Each entry below should be echoed exactly, with pictures omitted.

========

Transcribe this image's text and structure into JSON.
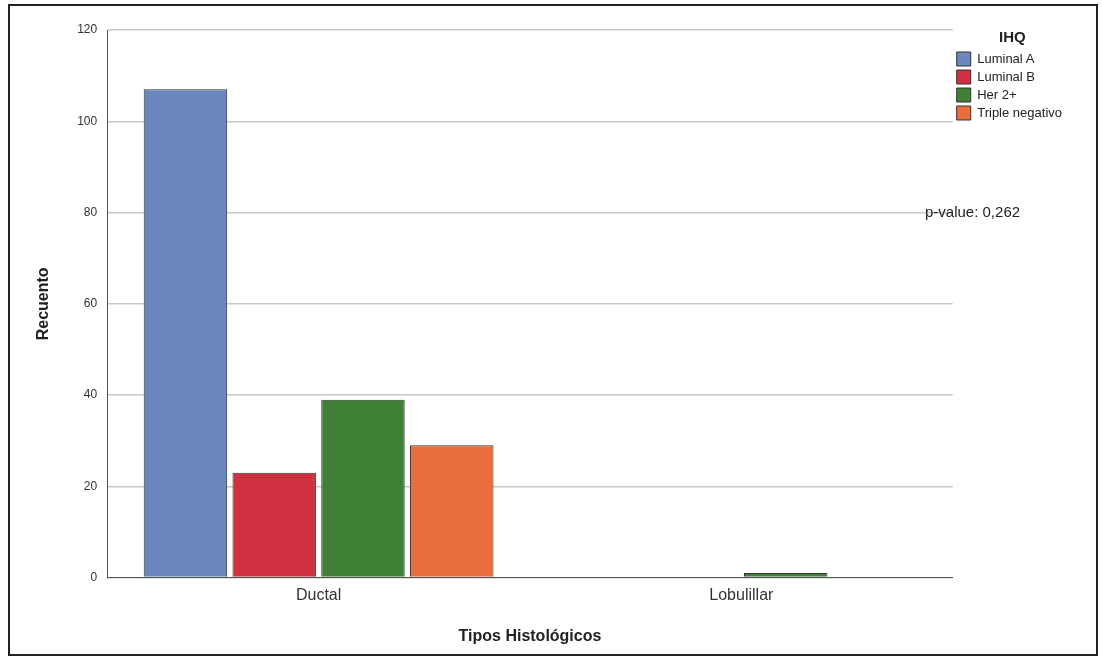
{
  "chart_data": {
    "type": "bar",
    "xlabel": "Tipos Histológicos",
    "ylabel": "Recuento",
    "legend_title": "IHQ",
    "categories": [
      "Ductal",
      "Lobulillar"
    ],
    "series": [
      {
        "name": "Luminal A",
        "color": "#6a88bd",
        "values": [
          107,
          0
        ]
      },
      {
        "name": "Luminal B",
        "color": "#d03040",
        "values": [
          23,
          0
        ]
      },
      {
        "name": "Her 2+",
        "color": "#3f7f36",
        "values": [
          39,
          1
        ]
      },
      {
        "name": "Triple negativo",
        "color": "#ea6e3b",
        "values": [
          29,
          0
        ]
      }
    ],
    "ylim": [
      0,
      120
    ],
    "yticks": [
      0,
      20,
      40,
      60,
      80,
      100,
      120
    ],
    "grid": "y",
    "legend": "top right",
    "annotations": [
      "p-value: 0,262"
    ]
  }
}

========

■ OUTPUT BELOW:
Transcribe this image's text and structure into JSON.
{
  "chart_data": {
    "type": "bar",
    "xlabel": "Tipos Histológicos",
    "ylabel": "Recuento",
    "legend_title": "IHQ",
    "categories": [
      "Ductal",
      "Lobulillar"
    ],
    "series": [
      {
        "name": "Luminal A",
        "color": "#6a88bd",
        "values": [
          107,
          0
        ]
      },
      {
        "name": "Luminal B",
        "color": "#d03040",
        "values": [
          23,
          0
        ]
      },
      {
        "name": "Her 2+",
        "color": "#3f7f36",
        "values": [
          39,
          1
        ]
      },
      {
        "name": "Triple negativo",
        "color": "#ea6e3b",
        "values": [
          29,
          0
        ]
      }
    ],
    "ylim": [
      0,
      120
    ],
    "yticks": [
      0,
      20,
      40,
      60,
      80,
      100,
      120
    ],
    "grid": "y",
    "legend": "top right",
    "annotations": [
      "p-value: 0,262"
    ]
  }
}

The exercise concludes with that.